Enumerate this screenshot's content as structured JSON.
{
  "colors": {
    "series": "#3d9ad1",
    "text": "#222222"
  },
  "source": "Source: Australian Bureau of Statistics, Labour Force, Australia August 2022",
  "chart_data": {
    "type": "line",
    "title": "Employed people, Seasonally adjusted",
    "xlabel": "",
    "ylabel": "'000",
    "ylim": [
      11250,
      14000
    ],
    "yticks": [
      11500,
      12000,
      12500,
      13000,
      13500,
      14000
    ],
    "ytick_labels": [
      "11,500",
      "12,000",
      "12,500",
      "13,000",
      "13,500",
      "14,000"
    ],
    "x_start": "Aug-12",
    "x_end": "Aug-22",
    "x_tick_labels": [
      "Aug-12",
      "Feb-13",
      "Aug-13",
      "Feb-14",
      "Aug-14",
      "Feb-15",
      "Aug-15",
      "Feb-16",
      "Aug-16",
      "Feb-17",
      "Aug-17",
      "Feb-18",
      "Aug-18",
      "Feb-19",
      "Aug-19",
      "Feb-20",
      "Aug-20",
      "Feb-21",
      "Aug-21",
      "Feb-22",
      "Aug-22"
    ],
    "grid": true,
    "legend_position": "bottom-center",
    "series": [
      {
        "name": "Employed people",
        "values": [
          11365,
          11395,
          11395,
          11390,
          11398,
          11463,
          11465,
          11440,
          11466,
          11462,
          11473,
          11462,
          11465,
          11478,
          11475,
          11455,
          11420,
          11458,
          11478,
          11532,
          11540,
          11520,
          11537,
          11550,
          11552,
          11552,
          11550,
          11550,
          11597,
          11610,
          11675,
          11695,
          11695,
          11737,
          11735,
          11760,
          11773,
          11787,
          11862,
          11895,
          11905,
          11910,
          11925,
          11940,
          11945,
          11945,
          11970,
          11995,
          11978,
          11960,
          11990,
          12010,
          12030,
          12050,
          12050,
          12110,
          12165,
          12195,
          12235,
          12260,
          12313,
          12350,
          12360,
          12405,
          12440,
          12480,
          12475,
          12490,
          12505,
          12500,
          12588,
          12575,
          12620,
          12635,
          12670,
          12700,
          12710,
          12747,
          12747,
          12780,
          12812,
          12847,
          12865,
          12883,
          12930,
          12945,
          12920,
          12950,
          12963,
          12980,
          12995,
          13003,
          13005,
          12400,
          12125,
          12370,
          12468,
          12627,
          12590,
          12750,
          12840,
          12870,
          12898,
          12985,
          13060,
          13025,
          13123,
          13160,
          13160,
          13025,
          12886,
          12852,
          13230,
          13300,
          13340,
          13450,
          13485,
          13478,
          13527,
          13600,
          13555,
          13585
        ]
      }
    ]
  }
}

● ● ● ● ● ● ●

> _EXERCISE GOAL_
Extract all of the data exactly as written.

> _REPLY TO THE EXERCISE_
Enumerate this screenshot's content as structured JSON.
{
  "colors": {
    "series": "#3d9ad1",
    "text": "#222222"
  },
  "source": "Source: Australian Bureau of Statistics, Labour Force, Australia August 2022",
  "chart_data": {
    "type": "line",
    "title": "Employed people, Seasonally adjusted",
    "xlabel": "",
    "ylabel": "'000",
    "ylim": [
      11250,
      14000
    ],
    "yticks": [
      11500,
      12000,
      12500,
      13000,
      13500,
      14000
    ],
    "ytick_labels": [
      "11,500",
      "12,000",
      "12,500",
      "13,000",
      "13,500",
      "14,000"
    ],
    "x_start": "Aug-12",
    "x_end": "Aug-22",
    "x_tick_labels": [
      "Aug-12",
      "Feb-13",
      "Aug-13",
      "Feb-14",
      "Aug-14",
      "Feb-15",
      "Aug-15",
      "Feb-16",
      "Aug-16",
      "Feb-17",
      "Aug-17",
      "Feb-18",
      "Aug-18",
      "Feb-19",
      "Aug-19",
      "Feb-20",
      "Aug-20",
      "Feb-21",
      "Aug-21",
      "Feb-22",
      "Aug-22"
    ],
    "grid": true,
    "legend_position": "bottom-center",
    "series": [
      {
        "name": "Employed people",
        "values": [
          11365,
          11395,
          11395,
          11390,
          11398,
          11463,
          11465,
          11440,
          11466,
          11462,
          11473,
          11462,
          11465,
          11478,
          11475,
          11455,
          11420,
          11458,
          11478,
          11532,
          11540,
          11520,
          11537,
          11550,
          11552,
          11552,
          11550,
          11550,
          11597,
          11610,
          11675,
          11695,
          11695,
          11737,
          11735,
          11760,
          11773,
          11787,
          11862,
          11895,
          11905,
          11910,
          11925,
          11940,
          11945,
          11945,
          11970,
          11995,
          11978,
          11960,
          11990,
          12010,
          12030,
          12050,
          12050,
          12110,
          12165,
          12195,
          12235,
          12260,
          12313,
          12350,
          12360,
          12405,
          12440,
          12480,
          12475,
          12490,
          12505,
          12500,
          12588,
          12575,
          12620,
          12635,
          12670,
          12700,
          12710,
          12747,
          12747,
          12780,
          12812,
          12847,
          12865,
          12883,
          12930,
          12945,
          12920,
          12950,
          12963,
          12980,
          12995,
          13003,
          13005,
          12400,
          12125,
          12370,
          12468,
          12627,
          12590,
          12750,
          12840,
          12870,
          12898,
          12985,
          13060,
          13025,
          13123,
          13160,
          13160,
          13025,
          12886,
          12852,
          13230,
          13300,
          13340,
          13450,
          13485,
          13478,
          13527,
          13600,
          13555,
          13585
        ]
      }
    ]
  }
}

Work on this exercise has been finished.